To do: Every record here should be printed again exactly.

Records from a data collection:
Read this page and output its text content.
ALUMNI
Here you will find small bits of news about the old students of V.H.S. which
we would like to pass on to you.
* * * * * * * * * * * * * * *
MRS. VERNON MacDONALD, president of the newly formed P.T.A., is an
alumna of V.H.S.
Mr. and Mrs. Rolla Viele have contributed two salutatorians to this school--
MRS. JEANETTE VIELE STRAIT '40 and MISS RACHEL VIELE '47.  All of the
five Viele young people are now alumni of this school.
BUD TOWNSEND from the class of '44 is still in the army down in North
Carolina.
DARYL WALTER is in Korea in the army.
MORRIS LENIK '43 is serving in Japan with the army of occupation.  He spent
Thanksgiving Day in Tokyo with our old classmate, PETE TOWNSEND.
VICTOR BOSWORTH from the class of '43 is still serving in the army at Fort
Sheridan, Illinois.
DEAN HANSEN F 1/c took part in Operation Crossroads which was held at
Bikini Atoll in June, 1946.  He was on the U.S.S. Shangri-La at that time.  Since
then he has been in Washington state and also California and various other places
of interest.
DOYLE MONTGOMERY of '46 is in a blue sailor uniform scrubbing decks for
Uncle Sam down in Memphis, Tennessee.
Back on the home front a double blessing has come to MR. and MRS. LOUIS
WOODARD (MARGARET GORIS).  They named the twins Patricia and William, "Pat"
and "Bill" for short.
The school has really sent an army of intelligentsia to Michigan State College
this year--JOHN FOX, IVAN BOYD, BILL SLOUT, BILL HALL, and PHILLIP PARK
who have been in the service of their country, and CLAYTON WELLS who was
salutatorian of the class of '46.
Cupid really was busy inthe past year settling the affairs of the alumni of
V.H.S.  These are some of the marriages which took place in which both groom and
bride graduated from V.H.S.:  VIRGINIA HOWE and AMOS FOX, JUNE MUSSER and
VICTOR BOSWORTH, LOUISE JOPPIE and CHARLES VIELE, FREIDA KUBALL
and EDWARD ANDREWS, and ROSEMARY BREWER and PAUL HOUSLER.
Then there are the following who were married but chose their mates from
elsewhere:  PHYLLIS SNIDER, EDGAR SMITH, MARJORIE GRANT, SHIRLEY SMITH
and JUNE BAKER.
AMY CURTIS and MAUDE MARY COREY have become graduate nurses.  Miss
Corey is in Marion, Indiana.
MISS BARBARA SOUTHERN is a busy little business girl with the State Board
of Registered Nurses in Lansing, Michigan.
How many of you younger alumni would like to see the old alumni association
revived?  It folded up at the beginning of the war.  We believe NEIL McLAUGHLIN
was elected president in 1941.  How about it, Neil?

Task answer:
Read this page and output its text content.
ALUMNI
Here you will find small bits of news about the old students of V.H.S. which
we would like to pass on to you.
* * * * * * * * * * * * * * *
MRS. VERNON MacDONALD, president of the newly formed P.T.A., is an
alumna of V.H.S.
Mr. and Mrs. Rolla Viele have contributed two salutatorians to this school--
MRS. JEANETTE VIELE STRAIT '40 and MISS RACHEL VIELE '47.  All of the
five Viele young people are now alumni of this school.
BUD TOWNSEND from the class of '44 is still in the army down in North
Carolina.
DARYL WALTER is in Korea in the army.
MORRIS LENIK '43 is serving in Japan with the army of occupation.  He spent
Thanksgiving Day in Tokyo with our old classmate, PETE TOWNSEND.
VICTOR BOSWORTH from the class of '43 is still serving in the army at Fort
Sheridan, Illinois.
DEAN HANSEN F 1/c took part in Operation Crossroads which was held at
Bikini Atoll in June, 1946.  He was on the U.S.S. Shangri-La at that time.  Since
then he has been in Washington state and also California and various other places
of interest.
DOYLE MONTGOMERY of '46 is in a blue sailor uniform scrubbing decks for
Uncle Sam down in Memphis, Tennessee.
Back on the home front a double blessing has come to MR. and MRS. LOUIS
WOODARD (MARGARET GORIS).  They named the twins Patricia and William, "Pat"
and "Bill" for short.
The school has really sent an army of intelligentsia to Michigan State College
this year--JOHN FOX, IVAN BOYD, BILL SLOUT, BILL HALL, and PHILLIP PARK
who have been in the service of their country, and CLAYTON WELLS who was
salutatorian of the class of '46.
Cupid really was busy inthe past year settling the affairs of the alumni of
V.H.S.  These are some of the marriages which took place in which both groom and
bride graduated from V.H.S.:  VIRGINIA HOWE and AMOS FOX, JUNE MUSSER and
VICTOR BOSWORTH, LOUISE JOPPIE and CHARLES VIELE, FREIDA KUBALL
and EDWARD ANDREWS, and ROSEMARY BREWER and PAUL HOUSLER.
Then there are the following who were married but chose their mates from
elsewhere:  PHYLLIS SNIDER, EDGAR SMITH, MARJORIE GRANT, SHIRLEY SMITH
and JUNE BAKER.
AMY CURTIS and MAUDE MARY COREY have become graduate nurses.  Miss
Corey is in Marion, Indiana.
MISS BARBARA SOUTHERN is a busy little business girl with the State Board
of Registered Nurses in Lansing, Michigan.
How many of you younger alumni would like to see the old alumni association
revived?  It folded up at the beginning of the war.  We believe NEIL McLAUGHLIN
was elected president in 1941.  How about it, Neil?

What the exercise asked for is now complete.